Written task - Report every line of the records below that contains the string "data", copying each such line in full.

§ §

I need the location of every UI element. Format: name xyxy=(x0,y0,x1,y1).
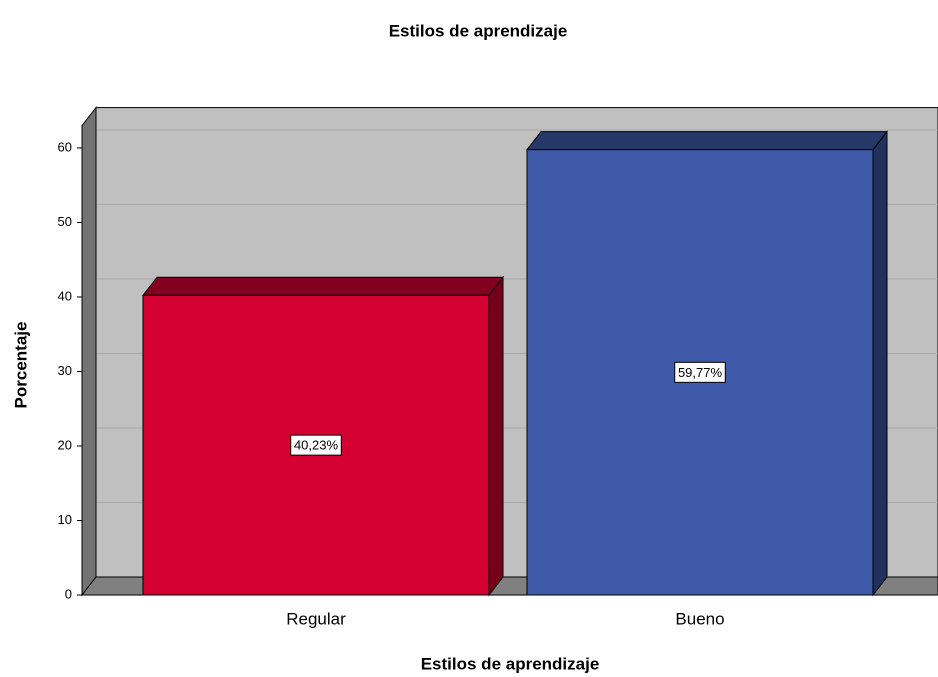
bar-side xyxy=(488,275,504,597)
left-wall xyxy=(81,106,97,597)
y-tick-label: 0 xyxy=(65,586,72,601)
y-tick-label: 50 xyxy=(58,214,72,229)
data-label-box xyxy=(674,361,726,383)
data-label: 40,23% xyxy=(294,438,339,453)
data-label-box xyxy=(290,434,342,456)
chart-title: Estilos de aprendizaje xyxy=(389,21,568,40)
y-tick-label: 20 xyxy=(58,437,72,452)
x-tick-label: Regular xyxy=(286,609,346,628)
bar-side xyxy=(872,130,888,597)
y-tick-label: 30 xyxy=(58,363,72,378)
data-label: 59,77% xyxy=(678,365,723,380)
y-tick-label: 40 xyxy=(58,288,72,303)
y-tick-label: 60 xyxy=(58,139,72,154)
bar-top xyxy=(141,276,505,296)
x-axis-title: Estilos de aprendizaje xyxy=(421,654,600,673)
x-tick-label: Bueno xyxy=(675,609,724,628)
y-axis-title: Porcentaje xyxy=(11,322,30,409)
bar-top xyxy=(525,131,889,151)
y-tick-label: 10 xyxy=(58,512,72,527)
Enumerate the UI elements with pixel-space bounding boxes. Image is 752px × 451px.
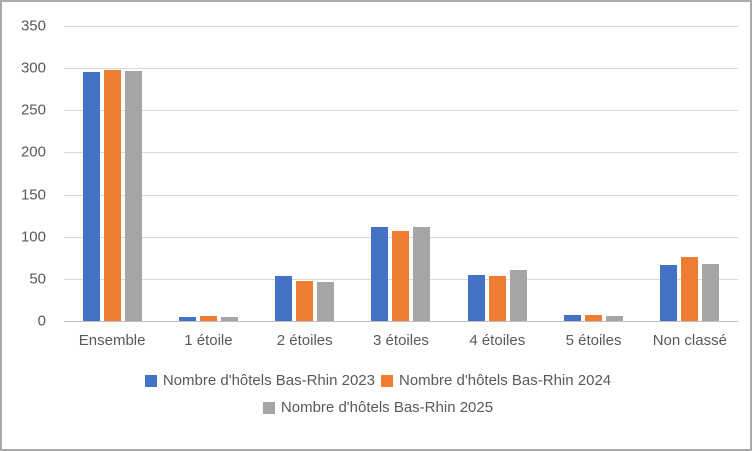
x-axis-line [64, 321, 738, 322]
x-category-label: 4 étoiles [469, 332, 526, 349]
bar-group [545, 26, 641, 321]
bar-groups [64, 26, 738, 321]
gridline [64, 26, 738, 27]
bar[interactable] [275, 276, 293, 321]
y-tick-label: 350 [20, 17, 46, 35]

§ §

Finished task -
data-label-box xyxy=(674,361,726,383)
data-label: 40,23% xyxy=(294,438,339,453)
data-label-box xyxy=(290,434,342,456)
data-label: 59,77% xyxy=(678,365,723,380)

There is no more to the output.